(Element and region data)

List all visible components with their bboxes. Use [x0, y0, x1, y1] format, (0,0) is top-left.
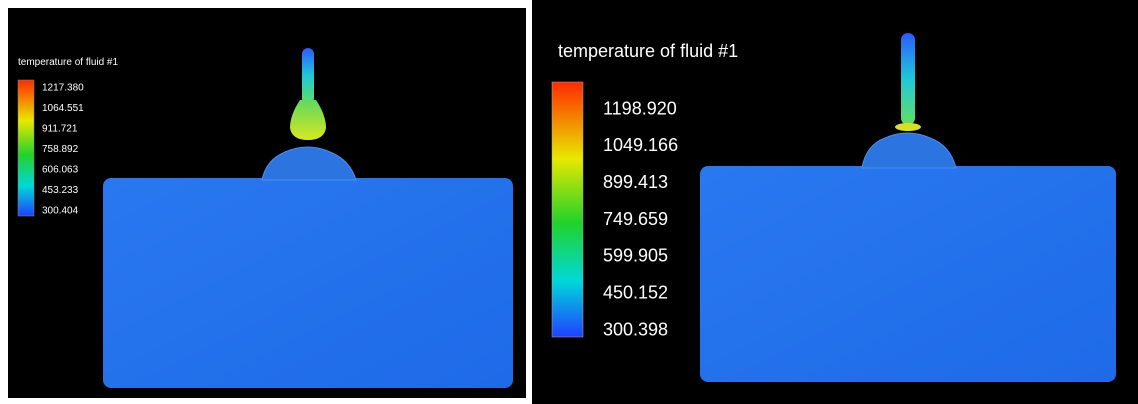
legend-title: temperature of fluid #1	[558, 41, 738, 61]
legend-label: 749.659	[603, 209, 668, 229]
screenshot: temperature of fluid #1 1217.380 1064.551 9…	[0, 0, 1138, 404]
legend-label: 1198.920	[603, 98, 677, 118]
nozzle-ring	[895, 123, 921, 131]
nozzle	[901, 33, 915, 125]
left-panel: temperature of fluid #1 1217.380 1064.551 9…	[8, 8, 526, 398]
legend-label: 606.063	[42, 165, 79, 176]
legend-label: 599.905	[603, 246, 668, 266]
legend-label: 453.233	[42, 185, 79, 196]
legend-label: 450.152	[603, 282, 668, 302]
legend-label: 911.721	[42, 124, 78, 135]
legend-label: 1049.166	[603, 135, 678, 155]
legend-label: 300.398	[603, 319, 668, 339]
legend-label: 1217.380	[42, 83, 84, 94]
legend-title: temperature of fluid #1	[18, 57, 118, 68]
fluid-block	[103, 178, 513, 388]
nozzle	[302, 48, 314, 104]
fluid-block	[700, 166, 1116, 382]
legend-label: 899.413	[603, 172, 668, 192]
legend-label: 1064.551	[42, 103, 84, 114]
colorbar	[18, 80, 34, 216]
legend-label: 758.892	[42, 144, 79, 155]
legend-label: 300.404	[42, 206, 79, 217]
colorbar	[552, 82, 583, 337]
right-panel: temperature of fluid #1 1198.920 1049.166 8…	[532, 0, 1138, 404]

> _Task instructions_: Copy every line of the records above character for character, leaving out the pictures.

> _Response to this exercise_:
List all visible components with their bboxes. Use [x0, y0, x1, y1] format, (0,0) is top-left.
legend-title: temperature of fluid #1	[558, 41, 738, 61]
legend-label: 749.659	[603, 209, 668, 229]
screenshot: temperature of fluid #1 1217.380 1064.551 9…	[0, 0, 1138, 404]
legend-label: 1198.920	[603, 98, 677, 118]
nozzle-ring	[895, 123, 921, 131]
nozzle	[901, 33, 915, 125]
left-panel: temperature of fluid #1 1217.380 1064.551 9…	[8, 8, 526, 398]
legend-label: 606.063	[42, 165, 79, 176]
legend-label: 599.905	[603, 246, 668, 266]
legend-label: 453.233	[42, 185, 79, 196]
legend-label: 450.152	[603, 282, 668, 302]
legend-label: 911.721	[42, 124, 78, 135]
legend-label: 1049.166	[603, 135, 678, 155]
legend-label: 300.398	[603, 319, 668, 339]
legend-label: 1217.380	[42, 83, 84, 94]
legend-title: temperature of fluid #1	[18, 57, 118, 68]
fluid-block	[103, 178, 513, 388]
nozzle	[302, 48, 314, 104]
fluid-block	[700, 166, 1116, 382]
legend-label: 899.413	[603, 172, 668, 192]
legend-label: 1064.551	[42, 103, 84, 114]
colorbar	[18, 80, 34, 216]
legend-label: 758.892	[42, 144, 79, 155]
legend-label: 300.404	[42, 206, 79, 217]
colorbar	[552, 82, 583, 337]
right-panel: temperature of fluid #1 1198.920 1049.166 8…	[532, 0, 1138, 404]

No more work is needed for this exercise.